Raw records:
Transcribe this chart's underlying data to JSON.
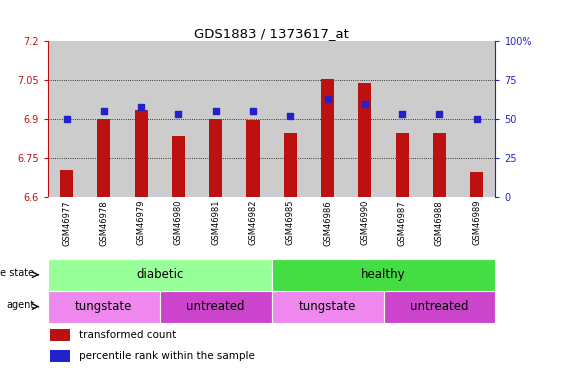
{
  "title": "GDS1883 / 1373617_at",
  "samples": [
    "GSM46977",
    "GSM46978",
    "GSM46979",
    "GSM46980",
    "GSM46981",
    "GSM46982",
    "GSM46985",
    "GSM46986",
    "GSM46990",
    "GSM46987",
    "GSM46988",
    "GSM46989"
  ],
  "transformed_count": [
    6.705,
    6.9,
    6.935,
    6.835,
    6.9,
    6.895,
    6.845,
    7.055,
    7.04,
    6.845,
    6.845,
    6.695
  ],
  "percentile_rank": [
    50,
    55,
    58,
    53,
    55,
    55,
    52,
    63,
    60,
    53,
    53,
    50
  ],
  "ylim_left": [
    6.6,
    7.2
  ],
  "ylim_right": [
    0,
    100
  ],
  "yticks_left": [
    6.6,
    6.75,
    6.9,
    7.05,
    7.2
  ],
  "yticks_right": [
    0,
    25,
    50,
    75,
    100
  ],
  "grid_lines": [
    6.75,
    6.9,
    7.05
  ],
  "disease_state_ranges": [
    [
      0,
      6
    ],
    [
      6,
      12
    ]
  ],
  "disease_state_labels": [
    "diabetic",
    "healthy"
  ],
  "disease_state_colors": [
    "#99ff99",
    "#44dd44"
  ],
  "agent_ranges": [
    [
      0,
      3
    ],
    [
      3,
      6
    ],
    [
      6,
      9
    ],
    [
      9,
      12
    ]
  ],
  "agent_labels": [
    "tungstate",
    "untreated",
    "tungstate",
    "untreated"
  ],
  "agent_colors": [
    "#ee88ee",
    "#cc44cc",
    "#ee88ee",
    "#cc44cc"
  ],
  "color_red": "#bb1111",
  "color_blue": "#2222cc",
  "color_sample_bg": "#cccccc",
  "bar_width": 0.35,
  "dot_size": 18,
  "legend_items": [
    "transformed count",
    "percentile rank within the sample"
  ],
  "legend_colors": [
    "#bb1111",
    "#2222cc"
  ]
}
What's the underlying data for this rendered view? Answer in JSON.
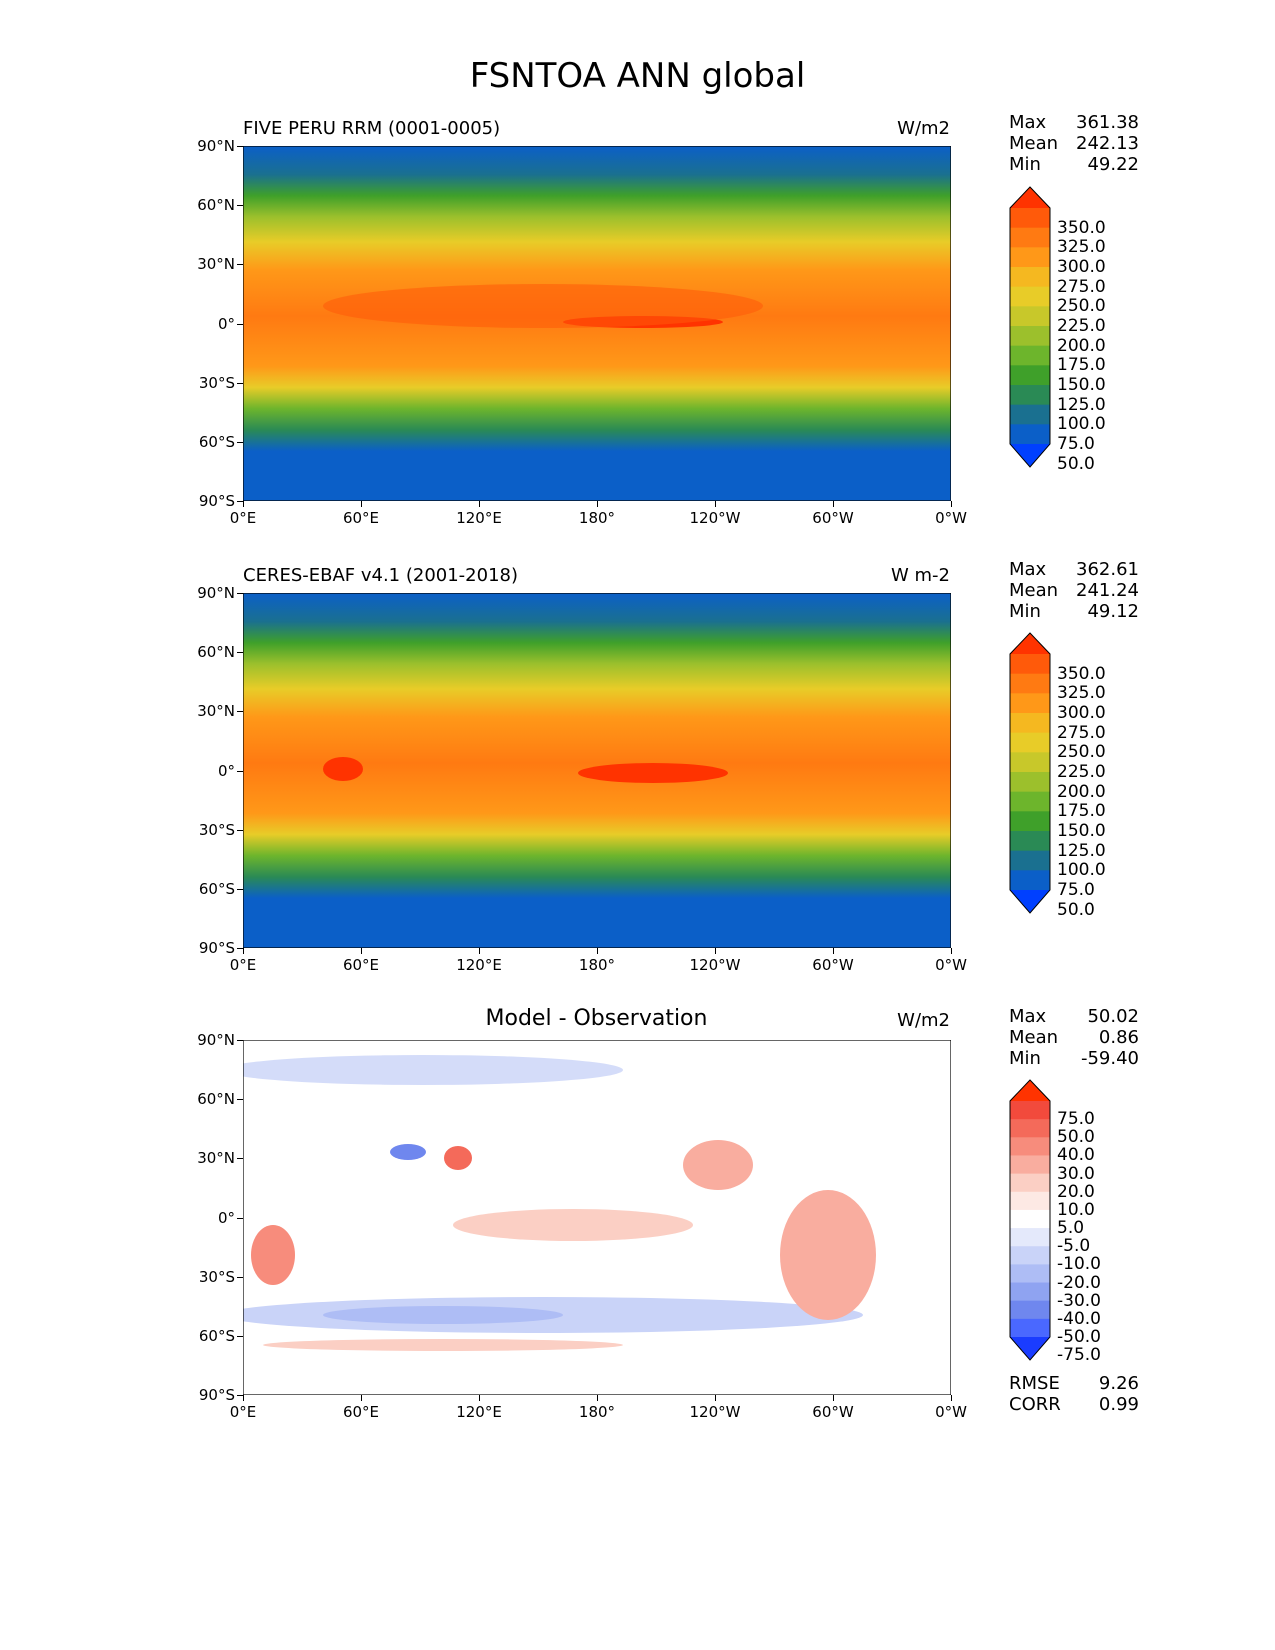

(WRITTEN TASK):
Using the listing, collect all lines in which the string "JSON" is found.

(SOLUTION FOR THIS TASK):
Transcribe this chart's underlying data to JSON.
What's the underlying data for this rendered view? Answer in JSON.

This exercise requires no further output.